What you need to do
Extract every line of the material below and reproduce it faithfully.

[Dataset excerpts]
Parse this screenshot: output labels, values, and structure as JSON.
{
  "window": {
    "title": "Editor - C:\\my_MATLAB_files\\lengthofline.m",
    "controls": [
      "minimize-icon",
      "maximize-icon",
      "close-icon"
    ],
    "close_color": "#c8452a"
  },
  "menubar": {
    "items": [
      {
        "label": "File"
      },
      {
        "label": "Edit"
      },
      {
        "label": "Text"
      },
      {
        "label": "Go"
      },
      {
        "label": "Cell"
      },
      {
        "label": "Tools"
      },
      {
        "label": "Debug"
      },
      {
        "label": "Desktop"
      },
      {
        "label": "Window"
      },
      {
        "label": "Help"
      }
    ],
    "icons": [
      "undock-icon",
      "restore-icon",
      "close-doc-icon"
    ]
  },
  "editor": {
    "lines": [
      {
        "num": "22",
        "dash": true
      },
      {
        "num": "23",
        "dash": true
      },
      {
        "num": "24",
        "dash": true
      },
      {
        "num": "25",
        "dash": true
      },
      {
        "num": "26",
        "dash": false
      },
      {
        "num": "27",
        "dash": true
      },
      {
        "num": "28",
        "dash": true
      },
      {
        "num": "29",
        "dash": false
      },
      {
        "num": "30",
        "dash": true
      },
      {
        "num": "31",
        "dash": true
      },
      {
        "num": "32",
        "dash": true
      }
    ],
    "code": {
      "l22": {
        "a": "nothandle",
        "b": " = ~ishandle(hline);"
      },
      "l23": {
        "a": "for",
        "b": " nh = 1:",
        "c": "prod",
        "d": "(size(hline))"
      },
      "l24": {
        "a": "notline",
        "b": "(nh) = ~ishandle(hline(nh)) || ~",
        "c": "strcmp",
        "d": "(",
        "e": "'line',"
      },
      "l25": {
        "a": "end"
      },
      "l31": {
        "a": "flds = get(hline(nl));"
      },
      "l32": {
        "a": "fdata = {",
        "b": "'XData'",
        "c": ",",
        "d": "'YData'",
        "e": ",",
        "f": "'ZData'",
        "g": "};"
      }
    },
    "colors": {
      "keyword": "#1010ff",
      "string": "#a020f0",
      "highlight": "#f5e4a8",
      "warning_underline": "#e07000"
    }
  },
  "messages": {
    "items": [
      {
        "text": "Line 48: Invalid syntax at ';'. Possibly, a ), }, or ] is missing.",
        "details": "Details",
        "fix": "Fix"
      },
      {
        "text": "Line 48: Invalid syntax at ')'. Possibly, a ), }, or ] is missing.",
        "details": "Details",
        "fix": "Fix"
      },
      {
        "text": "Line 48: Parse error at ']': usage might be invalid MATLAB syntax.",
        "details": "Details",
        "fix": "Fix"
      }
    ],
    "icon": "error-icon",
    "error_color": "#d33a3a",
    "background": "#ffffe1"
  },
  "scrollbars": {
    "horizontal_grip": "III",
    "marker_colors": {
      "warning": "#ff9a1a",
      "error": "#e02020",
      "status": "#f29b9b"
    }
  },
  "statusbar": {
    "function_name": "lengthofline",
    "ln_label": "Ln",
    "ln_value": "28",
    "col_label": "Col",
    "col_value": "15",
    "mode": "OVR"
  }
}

Task result
Parse this screenshot: output labels, values, and structure as JSON.
{
  "window": {
    "title": "Editor - C:\\my_MATLAB_files\\lengthofline.m",
    "controls": [
      "minimize-icon",
      "maximize-icon",
      "close-icon"
    ],
    "close_color": "#c8452a"
  },
  "menubar": {
    "items": [
      {
        "label": "File"
      },
      {
        "label": "Edit"
      },
      {
        "label": "Text"
      },
      {
        "label": "Go"
      },
      {
        "label": "Cell"
      },
      {
        "label": "Tools"
      },
      {
        "label": "Debug"
      },
      {
        "label": "Desktop"
      },
      {
        "label": "Window"
      },
      {
        "label": "Help"
      }
    ],
    "icons": [
      "undock-icon",
      "restore-icon",
      "close-doc-icon"
    ]
  },
  "editor": {
    "lines": [
      {
        "num": "22",
        "dash": true
      },
      {
        "num": "23",
        "dash": true
      },
      {
        "num": "24",
        "dash": true
      },
      {
        "num": "25",
        "dash": true
      },
      {
        "num": "26",
        "dash": false
      },
      {
        "num": "27",
        "dash": true
      },
      {
        "num": "28",
        "dash": true
      },
      {
        "num": "29",
        "dash": false
      },
      {
        "num": "30",
        "dash": true
      },
      {
        "num": "31",
        "dash": true
      },
      {
        "num": "32",
        "dash": true
      }
    ],
    "code": {
      "l22": {
        "a": "nothandle",
        "b": " = ~ishandle(hline);"
      },
      "l23": {
        "a": "for",
        "b": " nh = 1:",
        "c": "prod",
        "d": "(size(hline))"
      },
      "l24": {
        "a": "notline",
        "b": "(nh) = ~ishandle(hline(nh)) || ~",
        "c": "strcmp",
        "d": "(",
        "e": "'line',"
      },
      "l25": {
        "a": "end"
      },
      "l31": {
        "a": "flds = get(hline(nl));"
      },
      "l32": {
        "a": "fdata = {",
        "b": "'XData'",
        "c": ",",
        "d": "'YData'",
        "e": ",",
        "f": "'ZData'",
        "g": "};"
      }
    },
    "colors": {
      "keyword": "#1010ff",
      "string": "#a020f0",
      "highlight": "#f5e4a8",
      "warning_underline": "#e07000"
    }
  },
  "messages": {
    "items": [
      {
        "text": "Line 48: Invalid syntax at ';'. Possibly, a ), }, or ] is missing.",
        "details": "Details",
        "fix": "Fix"
      },
      {
        "text": "Line 48: Invalid syntax at ')'. Possibly, a ), }, or ] is missing.",
        "details": "Details",
        "fix": "Fix"
      },
      {
        "text": "Line 48: Parse error at ']': usage might be invalid MATLAB syntax.",
        "details": "Details",
        "fix": "Fix"
      }
    ],
    "icon": "error-icon",
    "error_color": "#d33a3a",
    "background": "#ffffe1"
  },
  "scrollbars": {
    "horizontal_grip": "III",
    "marker_colors": {
      "warning": "#ff9a1a",
      "error": "#e02020",
      "status": "#f29b9b"
    }
  },
  "statusbar": {
    "function_name": "lengthofline",
    "ln_label": "Ln",
    "ln_value": "28",
    "col_label": "Col",
    "col_value": "15",
    "mode": "OVR"
  }
}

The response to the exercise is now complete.